━━━ Materials provided

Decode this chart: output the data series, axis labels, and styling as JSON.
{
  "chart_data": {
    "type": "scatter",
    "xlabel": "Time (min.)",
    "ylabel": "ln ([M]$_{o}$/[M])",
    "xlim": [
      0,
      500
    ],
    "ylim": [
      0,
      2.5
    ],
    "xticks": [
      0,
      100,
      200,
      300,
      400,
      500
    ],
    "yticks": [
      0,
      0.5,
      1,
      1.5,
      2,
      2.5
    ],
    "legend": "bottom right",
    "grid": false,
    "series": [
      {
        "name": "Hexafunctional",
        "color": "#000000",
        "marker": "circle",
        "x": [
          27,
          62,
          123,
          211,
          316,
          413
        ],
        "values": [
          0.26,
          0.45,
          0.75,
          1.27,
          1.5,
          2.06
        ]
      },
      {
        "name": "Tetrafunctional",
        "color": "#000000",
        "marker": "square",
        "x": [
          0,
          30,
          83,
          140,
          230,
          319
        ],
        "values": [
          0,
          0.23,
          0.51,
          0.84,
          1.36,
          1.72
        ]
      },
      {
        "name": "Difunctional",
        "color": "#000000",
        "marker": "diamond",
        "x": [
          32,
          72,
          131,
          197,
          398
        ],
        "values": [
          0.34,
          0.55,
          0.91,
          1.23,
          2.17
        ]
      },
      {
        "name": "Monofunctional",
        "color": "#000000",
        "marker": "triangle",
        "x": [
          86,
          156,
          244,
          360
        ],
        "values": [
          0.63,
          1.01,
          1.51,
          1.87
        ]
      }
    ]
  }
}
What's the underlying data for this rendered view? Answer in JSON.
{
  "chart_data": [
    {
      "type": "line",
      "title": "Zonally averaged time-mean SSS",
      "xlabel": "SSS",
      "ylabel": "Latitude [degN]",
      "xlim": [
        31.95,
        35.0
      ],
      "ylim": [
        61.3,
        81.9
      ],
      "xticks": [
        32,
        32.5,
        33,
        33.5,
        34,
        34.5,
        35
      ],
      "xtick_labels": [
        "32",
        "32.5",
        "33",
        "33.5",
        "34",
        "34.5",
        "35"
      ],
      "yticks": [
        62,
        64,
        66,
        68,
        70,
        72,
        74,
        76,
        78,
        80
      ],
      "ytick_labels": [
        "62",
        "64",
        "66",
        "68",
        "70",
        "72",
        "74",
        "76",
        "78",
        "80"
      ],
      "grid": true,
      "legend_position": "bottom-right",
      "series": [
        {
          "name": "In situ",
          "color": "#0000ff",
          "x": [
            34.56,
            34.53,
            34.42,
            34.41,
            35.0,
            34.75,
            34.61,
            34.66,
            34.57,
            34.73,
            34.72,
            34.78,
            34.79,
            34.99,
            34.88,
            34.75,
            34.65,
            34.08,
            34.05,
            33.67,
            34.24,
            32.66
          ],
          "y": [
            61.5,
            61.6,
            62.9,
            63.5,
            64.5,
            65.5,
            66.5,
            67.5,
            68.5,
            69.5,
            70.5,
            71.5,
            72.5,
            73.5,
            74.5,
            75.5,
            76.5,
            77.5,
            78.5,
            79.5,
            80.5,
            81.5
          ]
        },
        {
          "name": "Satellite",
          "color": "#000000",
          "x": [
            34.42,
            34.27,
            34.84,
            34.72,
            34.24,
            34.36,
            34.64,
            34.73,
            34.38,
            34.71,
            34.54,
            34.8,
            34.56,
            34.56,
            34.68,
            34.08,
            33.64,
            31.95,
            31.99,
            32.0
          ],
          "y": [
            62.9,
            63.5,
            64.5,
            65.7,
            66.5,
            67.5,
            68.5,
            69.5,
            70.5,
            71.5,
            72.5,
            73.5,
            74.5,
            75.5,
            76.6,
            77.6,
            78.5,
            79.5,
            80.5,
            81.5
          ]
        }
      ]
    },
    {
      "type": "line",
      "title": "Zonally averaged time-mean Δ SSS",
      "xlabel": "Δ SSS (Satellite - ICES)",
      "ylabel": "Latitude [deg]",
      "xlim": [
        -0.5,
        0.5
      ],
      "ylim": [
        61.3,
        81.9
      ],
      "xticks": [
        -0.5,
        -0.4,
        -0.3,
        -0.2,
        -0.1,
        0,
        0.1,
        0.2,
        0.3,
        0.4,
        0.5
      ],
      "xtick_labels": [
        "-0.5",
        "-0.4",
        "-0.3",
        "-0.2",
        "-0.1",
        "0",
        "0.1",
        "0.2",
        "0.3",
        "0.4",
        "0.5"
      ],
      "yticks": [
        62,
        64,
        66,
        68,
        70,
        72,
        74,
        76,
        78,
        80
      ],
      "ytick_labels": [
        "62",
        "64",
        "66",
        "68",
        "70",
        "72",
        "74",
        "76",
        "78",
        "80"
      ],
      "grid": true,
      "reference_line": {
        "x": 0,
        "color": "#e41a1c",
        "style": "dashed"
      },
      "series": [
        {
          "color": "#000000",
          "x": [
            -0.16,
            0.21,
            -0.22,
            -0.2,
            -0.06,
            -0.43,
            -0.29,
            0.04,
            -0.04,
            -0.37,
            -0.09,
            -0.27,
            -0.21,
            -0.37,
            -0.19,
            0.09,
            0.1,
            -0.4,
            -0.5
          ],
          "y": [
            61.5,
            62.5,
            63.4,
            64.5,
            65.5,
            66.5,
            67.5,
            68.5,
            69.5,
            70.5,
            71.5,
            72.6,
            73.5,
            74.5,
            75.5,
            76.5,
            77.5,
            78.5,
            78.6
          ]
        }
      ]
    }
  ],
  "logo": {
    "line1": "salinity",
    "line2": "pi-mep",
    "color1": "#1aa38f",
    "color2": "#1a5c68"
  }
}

━━━━━━

Aim → What is the number of lines in this listing that contain the word "JSON"? Answer with that number and nothing else.

Result of the exercise → 2